Required work →
Copy each line that contains the word "brightness".

(Extracted data entries)
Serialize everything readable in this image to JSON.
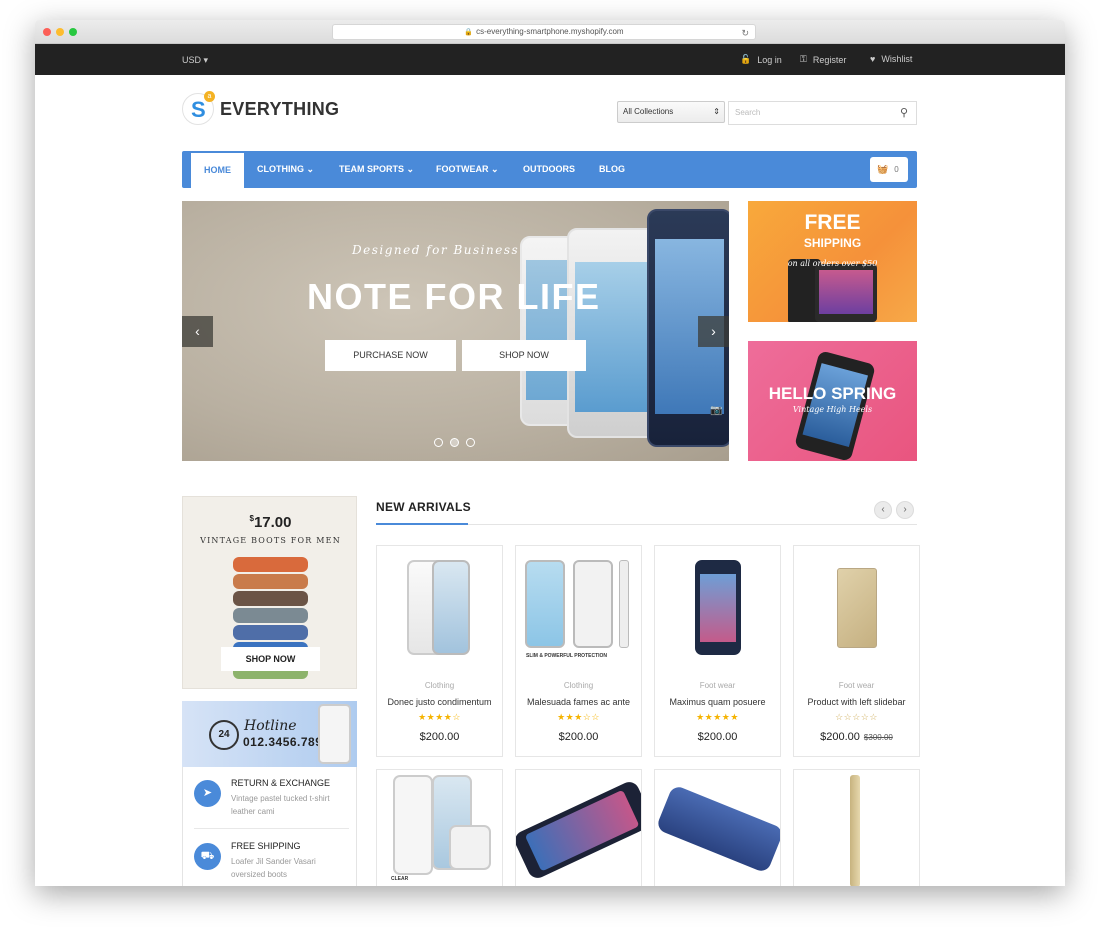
{
  "browser": {
    "url": "cs-everything-smartphone.myshopify.com"
  },
  "topbar": {
    "currency": "USD",
    "login": "Log in",
    "register": "Register",
    "wishlist": "Wishlist"
  },
  "header": {
    "logo_text": "EVERYTHING",
    "logo_letter": "S",
    "collections_select": "All Collections",
    "search_placeholder": "Search"
  },
  "nav": {
    "items": [
      "HOME",
      "CLOTHING",
      "TEAM SPORTS",
      "FOOTWEAR",
      "OUTDOORS",
      "BLOG"
    ],
    "cart_count": "0"
  },
  "slider": {
    "subtitle": "Designed for Business",
    "headline": "NOTE FOR LIFE",
    "btn_purchase": "PURCHASE NOW",
    "btn_shop": "SHOP NOW"
  },
  "banners": {
    "free_title": "FREE",
    "free_sub": "SHIPPING",
    "free_note": "on all orders over $50",
    "spring_title": "HELLO SPRING",
    "spring_sub": "Vintage High Heels"
  },
  "promo": {
    "price_symbol": "$",
    "price": "17.00",
    "caption": "VINTAGE BOOTS FOR MEN",
    "button": "SHOP NOW"
  },
  "hotline": {
    "badge": "24",
    "label": "Hotline",
    "number": "012.3456.7899"
  },
  "services": [
    {
      "title": "RETURN & EXCHANGE",
      "desc": "Vintage pastel tucked t-shirt leather cami",
      "icon": "paper-plane-icon"
    },
    {
      "title": "FREE SHIPPING",
      "desc": "Loafer Jil Sander Vasari oversized boots",
      "icon": "truck-icon"
    }
  ],
  "new_arrivals": {
    "title": "NEW ARRIVALS",
    "products": [
      {
        "category": "Clothing",
        "name": "Donec justo condimentum",
        "stars": "★★★★☆",
        "price": "$200.00",
        "old_price": ""
      },
      {
        "category": "Clothing",
        "name": "Malesuada fames ac ante",
        "stars": "★★★☆☆",
        "price": "$200.00",
        "old_price": ""
      },
      {
        "category": "Foot wear",
        "name": "Maximus quam posuere",
        "stars": "★★★★★",
        "price": "$200.00",
        "old_price": ""
      },
      {
        "category": "Foot wear",
        "name": "Product with left slidebar",
        "stars": "☆☆☆☆☆",
        "price": "$200.00",
        "old_price": "$300.00"
      }
    ],
    "product1_caption": "SLIM & POWERFUL PROTECTION",
    "row2_caption": "CLEAR"
  },
  "colors": {
    "accent": "#4a8ad9",
    "topbar": "#222222",
    "star": "#f5b301",
    "orange_banner": "#f5913a",
    "pink_banner": "#e9557f"
  }
}
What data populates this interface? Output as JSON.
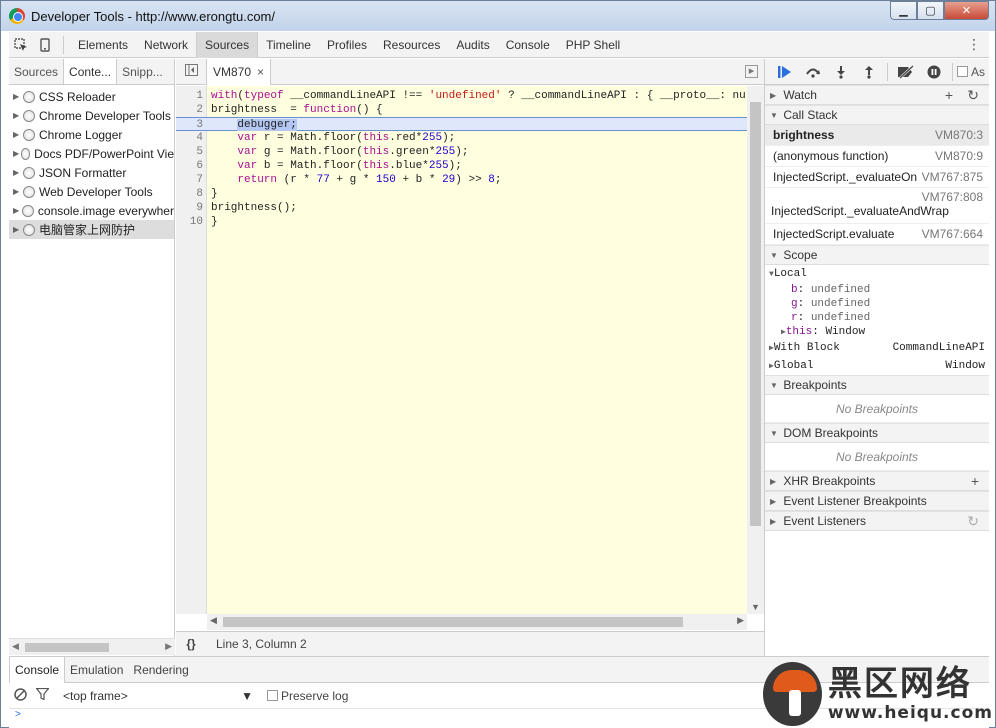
{
  "window": {
    "title": "Developer Tools - http://www.erongtu.com/",
    "min": "▁",
    "max": "▢",
    "close": "✕"
  },
  "toolbar": {
    "inspect_icon": "inspect-element-icon",
    "device_icon": "device-mode-icon",
    "tabs": [
      "Elements",
      "Network",
      "Sources",
      "Timeline",
      "Profiles",
      "Resources",
      "Audits",
      "Console",
      "PHP Shell"
    ],
    "selected": "Sources",
    "more": "⋮"
  },
  "navigator": {
    "tabs": [
      "Sources",
      "Conte...",
      "Snipp..."
    ],
    "selected": "Conte...",
    "items": [
      "CSS Reloader",
      "Chrome Developer Tools",
      "Chrome Logger",
      "Docs PDF/PowerPoint Vie",
      "JSON Formatter",
      "Web Developer Tools",
      "console.image everywher",
      "电脑管家上网防护"
    ]
  },
  "editor": {
    "tab": "VM870",
    "close": "×",
    "status": "Line 3, Column 2",
    "pretty": "{}",
    "lines": [
      {
        "n": "1",
        "segs": [
          [
            "kw",
            "with"
          ],
          [
            "",
            "("
          ],
          [
            "kw",
            "typeof"
          ],
          [
            "",
            " __commandLineAPI !== "
          ],
          [
            "st",
            "'undefined'"
          ],
          [
            "",
            " ? __commandLineAPI : { __proto__: nu"
          ]
        ]
      },
      {
        "n": "2",
        "segs": [
          [
            "",
            "brightness  = "
          ],
          [
            "kw",
            "function"
          ],
          [
            "",
            "() {"
          ]
        ]
      },
      {
        "n": "3",
        "segs": [
          [
            "",
            "    "
          ],
          [
            "dbg",
            "debugger;"
          ],
          [
            "",
            "    "
          ]
        ]
      },
      {
        "n": "4",
        "segs": [
          [
            "",
            "    "
          ],
          [
            "kw",
            "var"
          ],
          [
            "",
            " r = Math.floor("
          ],
          [
            "kw",
            "this"
          ],
          [
            "",
            ".red*"
          ],
          [
            "nu",
            "255"
          ],
          [
            "",
            ");"
          ]
        ]
      },
      {
        "n": "5",
        "segs": [
          [
            "",
            "    "
          ],
          [
            "kw",
            "var"
          ],
          [
            "",
            " g = Math.floor("
          ],
          [
            "kw",
            "this"
          ],
          [
            "",
            ".green*"
          ],
          [
            "nu",
            "255"
          ],
          [
            "",
            ");"
          ]
        ]
      },
      {
        "n": "6",
        "segs": [
          [
            "",
            "    "
          ],
          [
            "kw",
            "var"
          ],
          [
            "",
            " b = Math.floor("
          ],
          [
            "kw",
            "this"
          ],
          [
            "",
            ".blue*"
          ],
          [
            "nu",
            "255"
          ],
          [
            "",
            ");"
          ]
        ]
      },
      {
        "n": "7",
        "segs": [
          [
            "",
            "    "
          ],
          [
            "kw",
            "return"
          ],
          [
            "",
            " (r * "
          ],
          [
            "nu",
            "77"
          ],
          [
            "",
            " + g * "
          ],
          [
            "nu",
            "150"
          ],
          [
            "",
            " + b * "
          ],
          [
            "nu",
            "29"
          ],
          [
            "",
            ") >> "
          ],
          [
            "nu",
            "8"
          ],
          [
            "",
            ";"
          ]
        ]
      },
      {
        "n": "8",
        "segs": [
          [
            "",
            "}"
          ]
        ]
      },
      {
        "n": "9",
        "segs": [
          [
            "",
            "brightness();"
          ]
        ]
      },
      {
        "n": "10",
        "segs": [
          [
            "",
            "}"
          ]
        ]
      }
    ]
  },
  "debugger": {
    "async_label": "As",
    "watch": "Watch",
    "callstack": "Call Stack",
    "frames": [
      {
        "fn": "brightness",
        "loc": "VM870:3"
      },
      {
        "fn": "(anonymous function)",
        "loc": "VM870:9"
      },
      {
        "fn": "InjectedScript._evaluateOn",
        "loc": "VM767:875"
      },
      {
        "fn": "InjectedScript._evaluateAndWrap",
        "loc": "VM767:808"
      },
      {
        "fn": "InjectedScript.evaluate",
        "loc": "VM767:664"
      }
    ],
    "scope": "Scope",
    "local": "Local",
    "locals": [
      {
        "name": "b",
        "value": "undefined"
      },
      {
        "name": "g",
        "value": "undefined"
      },
      {
        "name": "r",
        "value": "undefined"
      }
    ],
    "this_name": "this",
    "this_value": "Window",
    "with_block": "With Block",
    "with_value": "CommandLineAPI",
    "global": "Global",
    "global_value": "Window",
    "breakpoints": "Breakpoints",
    "no_breakpoints": "No Breakpoints",
    "dom_breakpoints": "DOM Breakpoints",
    "no_dom_breakpoints": "No Breakpoints",
    "xhr_breakpoints": "XHR Breakpoints",
    "event_listener_breakpoints": "Event Listener Breakpoints",
    "event_listeners": "Event Listeners"
  },
  "drawer": {
    "tabs": [
      "Console",
      "Emulation",
      "Rendering"
    ],
    "selected": "Console",
    "frame": "<top frame>",
    "frame_arrow": "▼",
    "preserve_log": "Preserve log",
    "prompt": ">"
  },
  "watermark": {
    "text": "黑区网络",
    "url": "www.heiqu.com"
  }
}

Solution below →
            "brightness  = "
            "brightness();"
        "fn": "brightness",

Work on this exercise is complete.